▶ [INSTRUCTIONS TO FOLLOW]: Find the number of lines below in which the word "Extract" appears, and write that number only.

Figure data in JSON
━━━━━━━━━━━━━━━━

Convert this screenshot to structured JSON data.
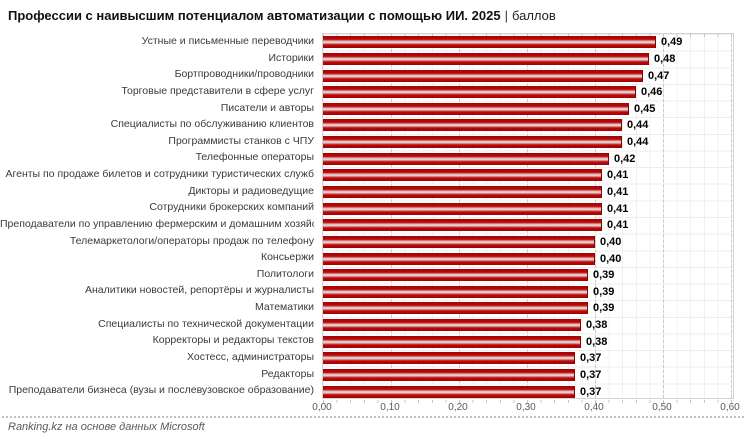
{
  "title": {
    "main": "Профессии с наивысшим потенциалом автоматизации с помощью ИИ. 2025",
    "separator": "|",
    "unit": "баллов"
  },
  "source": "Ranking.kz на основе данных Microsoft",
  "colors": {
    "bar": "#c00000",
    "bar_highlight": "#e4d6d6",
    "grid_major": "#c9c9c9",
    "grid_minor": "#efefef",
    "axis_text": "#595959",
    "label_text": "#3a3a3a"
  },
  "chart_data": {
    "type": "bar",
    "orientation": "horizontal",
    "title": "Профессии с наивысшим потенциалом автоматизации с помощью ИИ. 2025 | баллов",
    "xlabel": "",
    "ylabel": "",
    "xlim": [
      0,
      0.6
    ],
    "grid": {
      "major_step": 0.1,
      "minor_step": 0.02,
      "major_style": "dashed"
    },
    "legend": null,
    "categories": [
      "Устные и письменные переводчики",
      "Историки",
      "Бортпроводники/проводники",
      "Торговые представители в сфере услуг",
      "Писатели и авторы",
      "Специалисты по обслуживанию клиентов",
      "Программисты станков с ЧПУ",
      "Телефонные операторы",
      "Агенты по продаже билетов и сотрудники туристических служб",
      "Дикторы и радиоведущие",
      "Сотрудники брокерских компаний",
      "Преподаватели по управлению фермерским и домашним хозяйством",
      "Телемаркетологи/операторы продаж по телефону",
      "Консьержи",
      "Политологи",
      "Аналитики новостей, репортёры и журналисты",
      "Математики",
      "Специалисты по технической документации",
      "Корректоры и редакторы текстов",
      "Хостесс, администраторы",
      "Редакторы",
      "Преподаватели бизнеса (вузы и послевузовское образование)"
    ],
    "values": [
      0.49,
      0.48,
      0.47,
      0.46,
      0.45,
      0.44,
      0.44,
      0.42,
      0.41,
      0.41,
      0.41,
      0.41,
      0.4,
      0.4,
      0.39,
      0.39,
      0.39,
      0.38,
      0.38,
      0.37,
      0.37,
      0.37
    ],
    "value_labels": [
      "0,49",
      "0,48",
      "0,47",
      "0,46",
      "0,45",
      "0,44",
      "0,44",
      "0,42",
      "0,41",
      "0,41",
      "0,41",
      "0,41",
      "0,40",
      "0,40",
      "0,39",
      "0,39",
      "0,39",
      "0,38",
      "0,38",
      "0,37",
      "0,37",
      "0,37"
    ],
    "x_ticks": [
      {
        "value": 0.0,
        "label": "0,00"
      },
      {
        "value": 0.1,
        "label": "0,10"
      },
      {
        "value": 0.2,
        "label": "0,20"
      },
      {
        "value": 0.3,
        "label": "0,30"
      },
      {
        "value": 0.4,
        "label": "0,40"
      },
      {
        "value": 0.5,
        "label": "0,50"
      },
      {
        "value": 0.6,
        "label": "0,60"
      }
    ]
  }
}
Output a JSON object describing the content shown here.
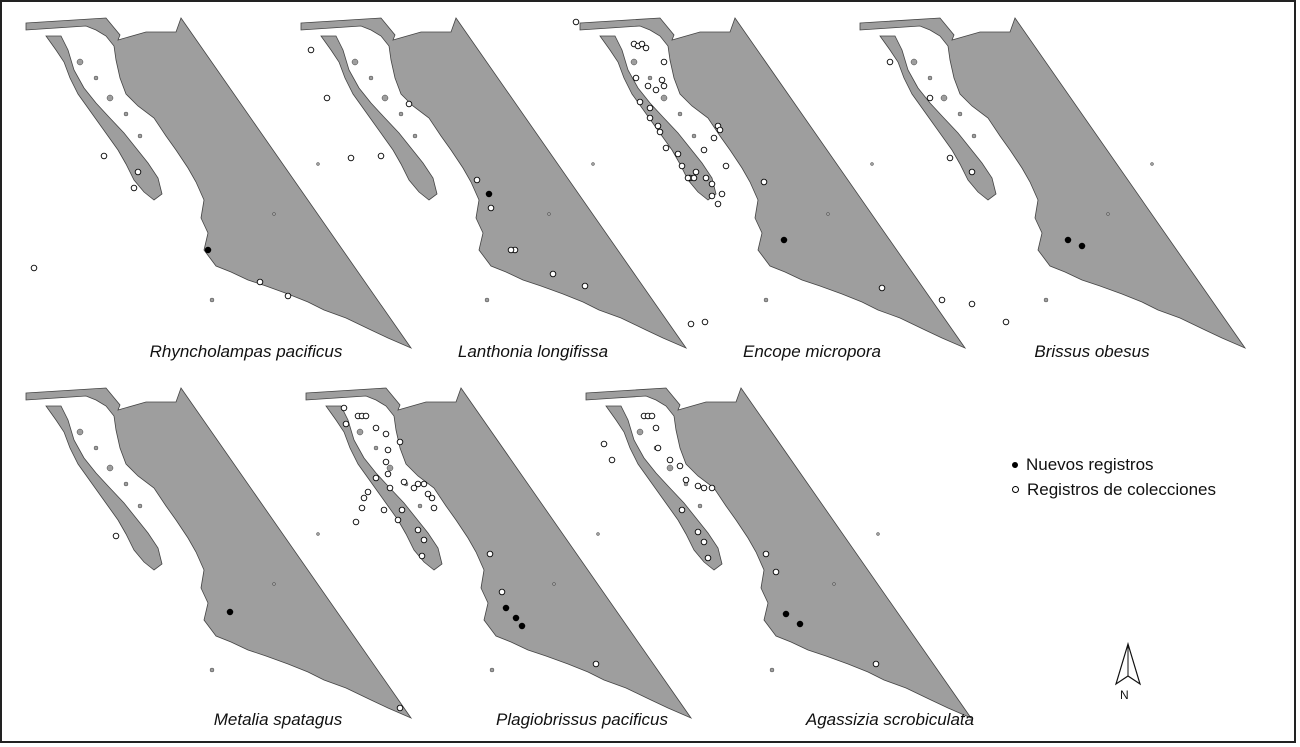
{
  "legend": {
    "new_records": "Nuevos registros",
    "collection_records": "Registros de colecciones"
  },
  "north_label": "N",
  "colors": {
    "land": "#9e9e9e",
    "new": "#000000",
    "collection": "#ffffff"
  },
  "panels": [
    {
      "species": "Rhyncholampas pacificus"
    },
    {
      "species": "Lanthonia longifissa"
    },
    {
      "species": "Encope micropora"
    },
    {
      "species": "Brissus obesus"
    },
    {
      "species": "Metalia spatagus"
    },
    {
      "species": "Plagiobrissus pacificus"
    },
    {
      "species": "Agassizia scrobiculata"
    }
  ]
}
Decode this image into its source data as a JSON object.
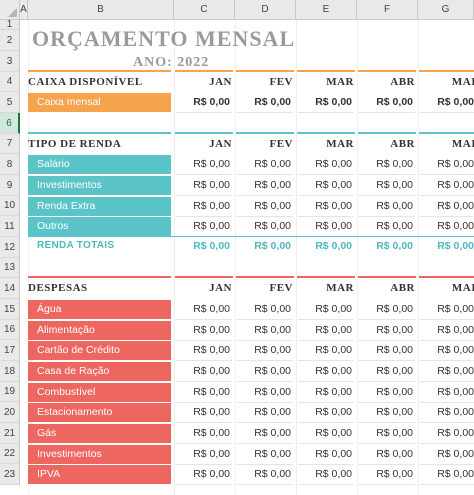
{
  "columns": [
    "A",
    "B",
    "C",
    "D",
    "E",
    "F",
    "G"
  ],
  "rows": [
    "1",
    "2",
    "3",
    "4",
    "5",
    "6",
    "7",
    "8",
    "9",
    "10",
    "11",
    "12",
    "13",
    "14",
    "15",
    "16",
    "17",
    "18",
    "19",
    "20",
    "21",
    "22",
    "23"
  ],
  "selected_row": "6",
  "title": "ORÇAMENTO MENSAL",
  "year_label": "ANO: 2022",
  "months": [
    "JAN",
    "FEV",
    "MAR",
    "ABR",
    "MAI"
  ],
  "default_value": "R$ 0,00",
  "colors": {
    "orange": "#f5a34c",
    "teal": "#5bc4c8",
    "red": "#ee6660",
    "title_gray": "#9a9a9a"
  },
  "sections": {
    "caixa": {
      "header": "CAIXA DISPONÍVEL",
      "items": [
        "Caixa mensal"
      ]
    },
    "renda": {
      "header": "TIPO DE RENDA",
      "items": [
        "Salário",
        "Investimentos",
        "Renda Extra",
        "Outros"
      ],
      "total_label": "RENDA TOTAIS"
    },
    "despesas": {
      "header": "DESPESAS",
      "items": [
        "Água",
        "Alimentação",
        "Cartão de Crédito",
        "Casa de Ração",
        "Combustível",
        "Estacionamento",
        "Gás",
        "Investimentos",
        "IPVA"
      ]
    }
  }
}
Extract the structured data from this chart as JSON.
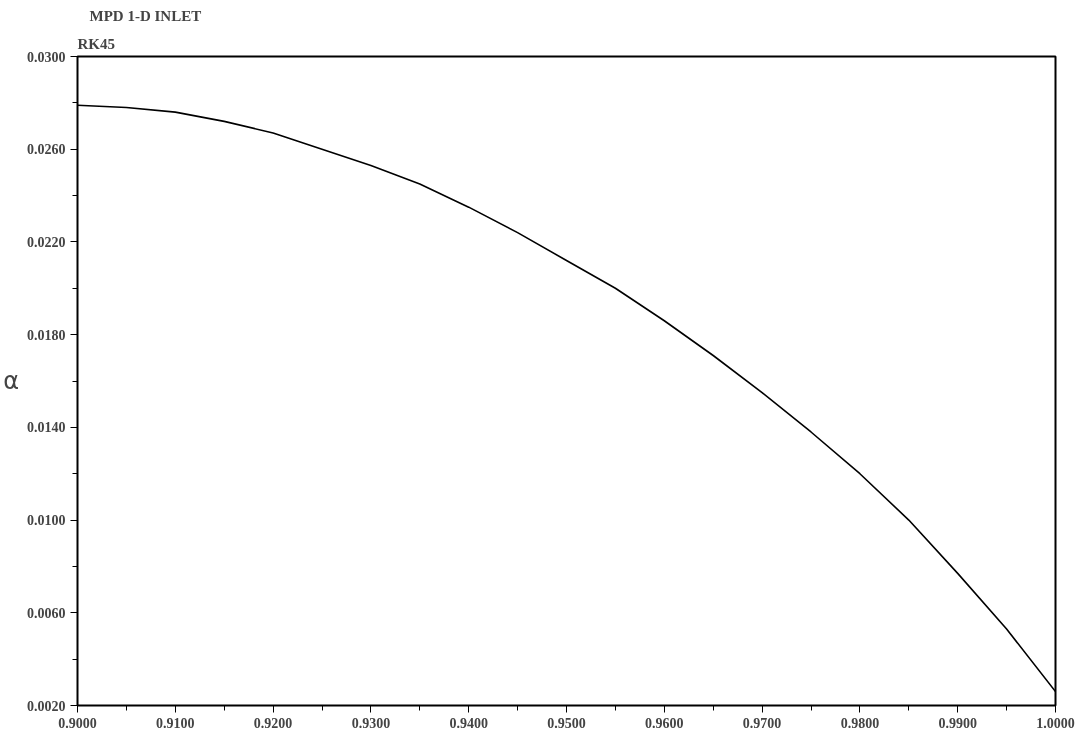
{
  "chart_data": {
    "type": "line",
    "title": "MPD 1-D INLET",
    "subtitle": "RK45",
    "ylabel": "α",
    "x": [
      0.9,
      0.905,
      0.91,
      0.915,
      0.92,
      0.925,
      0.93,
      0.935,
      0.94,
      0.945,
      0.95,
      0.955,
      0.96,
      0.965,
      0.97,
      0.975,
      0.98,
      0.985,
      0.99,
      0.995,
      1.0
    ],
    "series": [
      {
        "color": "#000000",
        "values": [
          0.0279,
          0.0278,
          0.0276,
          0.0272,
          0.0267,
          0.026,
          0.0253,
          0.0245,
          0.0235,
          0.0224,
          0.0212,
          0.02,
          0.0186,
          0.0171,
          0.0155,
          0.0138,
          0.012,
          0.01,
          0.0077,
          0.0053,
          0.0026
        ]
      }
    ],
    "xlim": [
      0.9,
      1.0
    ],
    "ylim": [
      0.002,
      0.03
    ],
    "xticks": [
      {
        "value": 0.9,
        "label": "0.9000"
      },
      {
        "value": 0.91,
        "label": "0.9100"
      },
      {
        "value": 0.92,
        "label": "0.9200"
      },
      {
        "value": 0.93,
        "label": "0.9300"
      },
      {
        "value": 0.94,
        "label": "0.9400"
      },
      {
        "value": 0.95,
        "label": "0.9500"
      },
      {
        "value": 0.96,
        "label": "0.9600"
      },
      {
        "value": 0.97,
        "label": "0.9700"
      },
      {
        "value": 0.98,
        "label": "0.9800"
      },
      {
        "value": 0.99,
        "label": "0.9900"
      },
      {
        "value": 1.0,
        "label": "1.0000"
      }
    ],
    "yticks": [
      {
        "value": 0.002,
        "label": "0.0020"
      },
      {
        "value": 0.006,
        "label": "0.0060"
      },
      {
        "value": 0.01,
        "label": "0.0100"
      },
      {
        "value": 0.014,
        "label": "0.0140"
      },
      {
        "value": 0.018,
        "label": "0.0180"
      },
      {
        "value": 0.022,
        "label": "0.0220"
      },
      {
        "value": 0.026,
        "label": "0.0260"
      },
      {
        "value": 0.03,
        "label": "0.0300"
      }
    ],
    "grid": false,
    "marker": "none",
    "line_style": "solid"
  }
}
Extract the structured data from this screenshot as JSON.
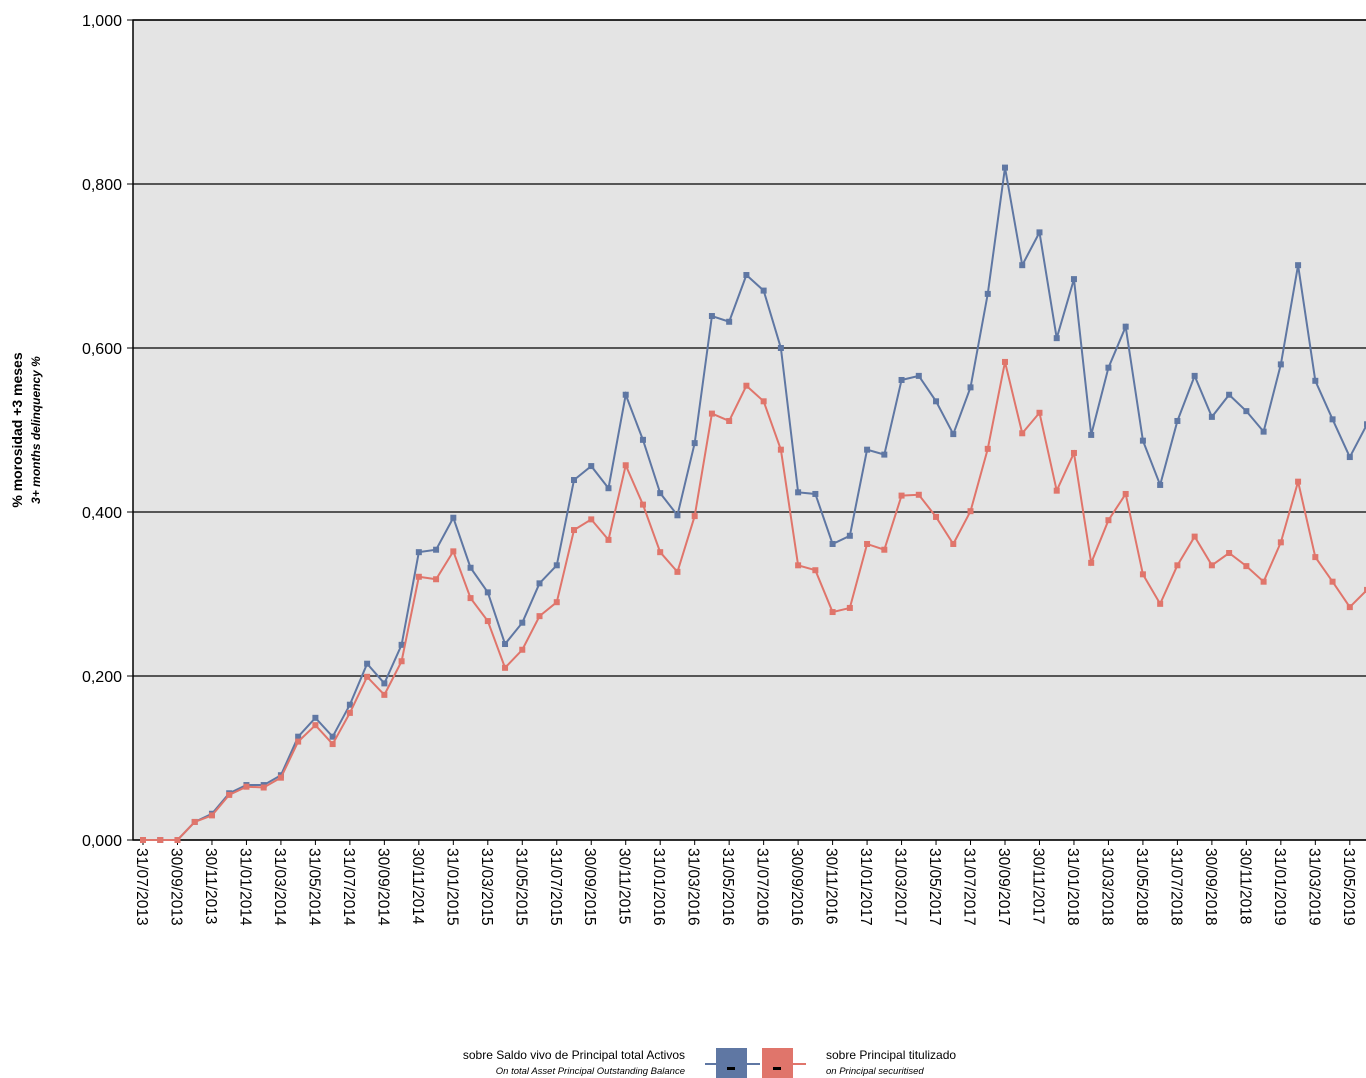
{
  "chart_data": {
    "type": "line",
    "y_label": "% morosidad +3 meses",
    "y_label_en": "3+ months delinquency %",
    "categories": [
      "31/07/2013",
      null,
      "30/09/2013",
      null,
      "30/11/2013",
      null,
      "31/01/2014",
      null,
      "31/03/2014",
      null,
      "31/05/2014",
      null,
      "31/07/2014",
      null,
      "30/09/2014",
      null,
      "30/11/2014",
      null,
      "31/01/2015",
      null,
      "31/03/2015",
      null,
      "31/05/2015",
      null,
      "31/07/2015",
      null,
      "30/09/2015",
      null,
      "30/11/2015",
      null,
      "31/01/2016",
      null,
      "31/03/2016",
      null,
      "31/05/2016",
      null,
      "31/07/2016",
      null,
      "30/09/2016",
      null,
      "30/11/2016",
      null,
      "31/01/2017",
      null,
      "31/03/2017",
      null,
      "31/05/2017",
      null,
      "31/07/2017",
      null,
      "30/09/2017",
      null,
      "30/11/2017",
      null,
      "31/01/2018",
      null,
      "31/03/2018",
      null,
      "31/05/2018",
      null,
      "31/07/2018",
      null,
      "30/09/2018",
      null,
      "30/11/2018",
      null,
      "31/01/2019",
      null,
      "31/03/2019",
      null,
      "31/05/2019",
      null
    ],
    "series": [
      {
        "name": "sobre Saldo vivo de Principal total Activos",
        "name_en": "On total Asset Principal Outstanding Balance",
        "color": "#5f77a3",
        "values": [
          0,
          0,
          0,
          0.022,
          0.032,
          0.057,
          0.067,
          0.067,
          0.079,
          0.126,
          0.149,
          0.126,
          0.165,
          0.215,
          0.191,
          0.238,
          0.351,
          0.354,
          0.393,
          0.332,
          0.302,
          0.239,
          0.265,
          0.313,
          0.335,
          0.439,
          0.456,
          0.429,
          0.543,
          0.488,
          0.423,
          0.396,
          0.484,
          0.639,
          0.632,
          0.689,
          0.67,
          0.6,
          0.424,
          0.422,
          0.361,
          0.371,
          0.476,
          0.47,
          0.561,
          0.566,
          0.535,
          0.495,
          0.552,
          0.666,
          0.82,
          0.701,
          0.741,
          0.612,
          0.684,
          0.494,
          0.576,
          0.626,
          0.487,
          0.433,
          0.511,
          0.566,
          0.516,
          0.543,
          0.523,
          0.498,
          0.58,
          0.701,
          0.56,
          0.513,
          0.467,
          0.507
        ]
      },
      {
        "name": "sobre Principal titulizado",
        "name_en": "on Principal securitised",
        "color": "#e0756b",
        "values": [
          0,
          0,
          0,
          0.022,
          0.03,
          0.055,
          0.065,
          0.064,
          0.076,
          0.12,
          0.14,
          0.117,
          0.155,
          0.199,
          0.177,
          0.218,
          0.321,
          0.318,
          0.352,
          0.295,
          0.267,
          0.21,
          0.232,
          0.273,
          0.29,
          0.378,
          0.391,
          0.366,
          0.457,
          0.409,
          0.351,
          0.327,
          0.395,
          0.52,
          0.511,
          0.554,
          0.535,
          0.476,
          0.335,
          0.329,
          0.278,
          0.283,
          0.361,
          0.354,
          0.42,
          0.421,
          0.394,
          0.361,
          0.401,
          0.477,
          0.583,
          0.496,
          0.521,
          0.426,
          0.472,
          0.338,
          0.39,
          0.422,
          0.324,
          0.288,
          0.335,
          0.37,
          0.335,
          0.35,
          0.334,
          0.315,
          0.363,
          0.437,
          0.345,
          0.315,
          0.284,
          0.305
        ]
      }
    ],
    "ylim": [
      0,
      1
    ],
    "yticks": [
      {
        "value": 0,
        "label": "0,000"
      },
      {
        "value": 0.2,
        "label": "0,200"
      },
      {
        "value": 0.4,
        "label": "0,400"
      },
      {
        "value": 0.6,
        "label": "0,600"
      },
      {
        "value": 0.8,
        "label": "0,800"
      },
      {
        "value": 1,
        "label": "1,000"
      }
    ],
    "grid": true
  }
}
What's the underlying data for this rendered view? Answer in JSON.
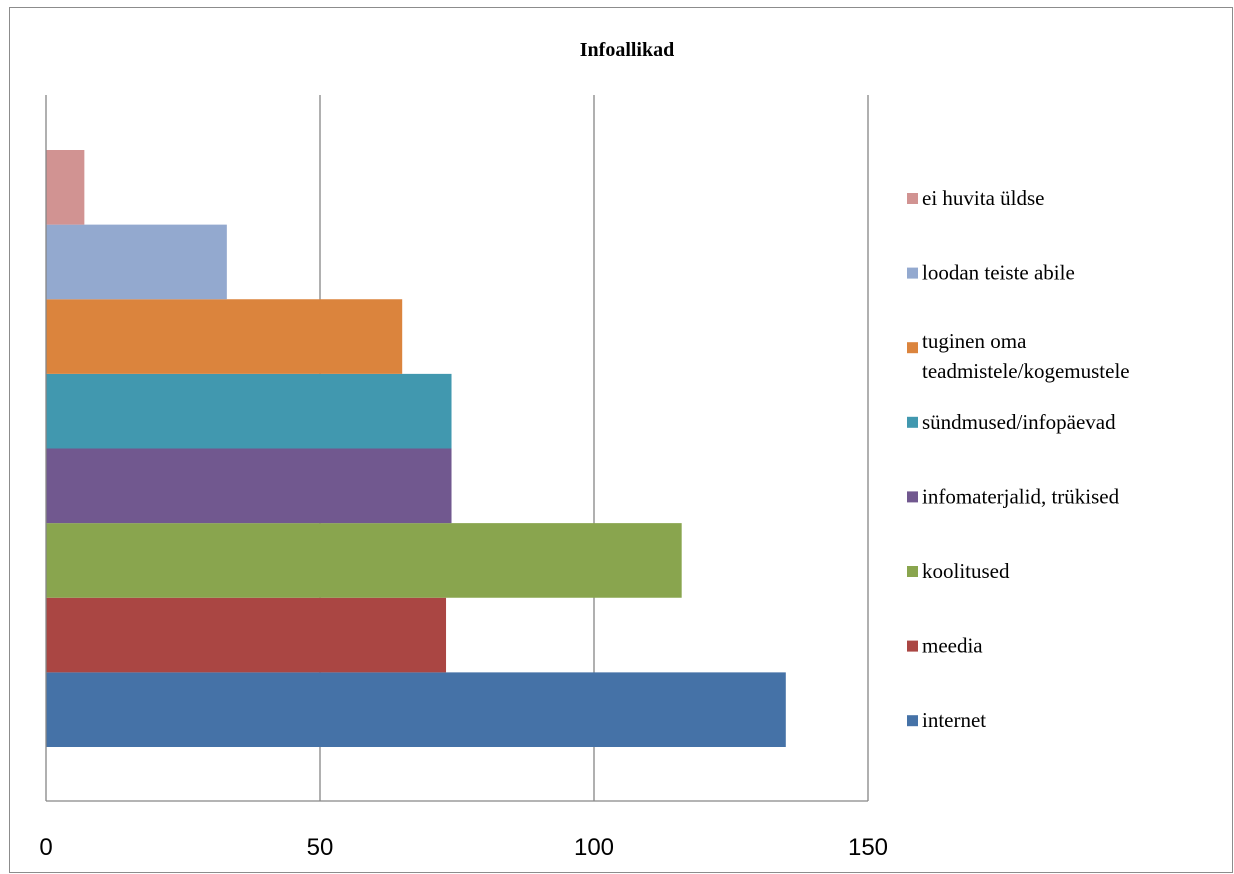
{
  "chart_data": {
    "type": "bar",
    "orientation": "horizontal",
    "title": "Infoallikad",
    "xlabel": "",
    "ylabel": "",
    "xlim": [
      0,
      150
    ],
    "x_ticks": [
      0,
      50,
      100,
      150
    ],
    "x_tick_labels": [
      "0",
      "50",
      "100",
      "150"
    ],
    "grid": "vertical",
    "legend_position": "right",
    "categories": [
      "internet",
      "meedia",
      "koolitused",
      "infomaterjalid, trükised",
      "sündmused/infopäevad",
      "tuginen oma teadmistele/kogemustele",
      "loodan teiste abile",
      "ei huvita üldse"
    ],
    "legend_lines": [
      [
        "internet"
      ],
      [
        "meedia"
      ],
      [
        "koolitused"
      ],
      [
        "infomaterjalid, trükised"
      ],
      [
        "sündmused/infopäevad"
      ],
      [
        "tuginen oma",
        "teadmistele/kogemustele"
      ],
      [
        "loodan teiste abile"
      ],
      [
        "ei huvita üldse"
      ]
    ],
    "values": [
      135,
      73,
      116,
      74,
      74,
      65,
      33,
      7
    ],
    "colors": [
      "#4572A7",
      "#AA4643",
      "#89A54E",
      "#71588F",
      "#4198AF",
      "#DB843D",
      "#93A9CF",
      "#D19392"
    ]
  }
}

━━━━━━━━━━━━━━━━

▶ [OUTPUT FOR THIS TASK]: 2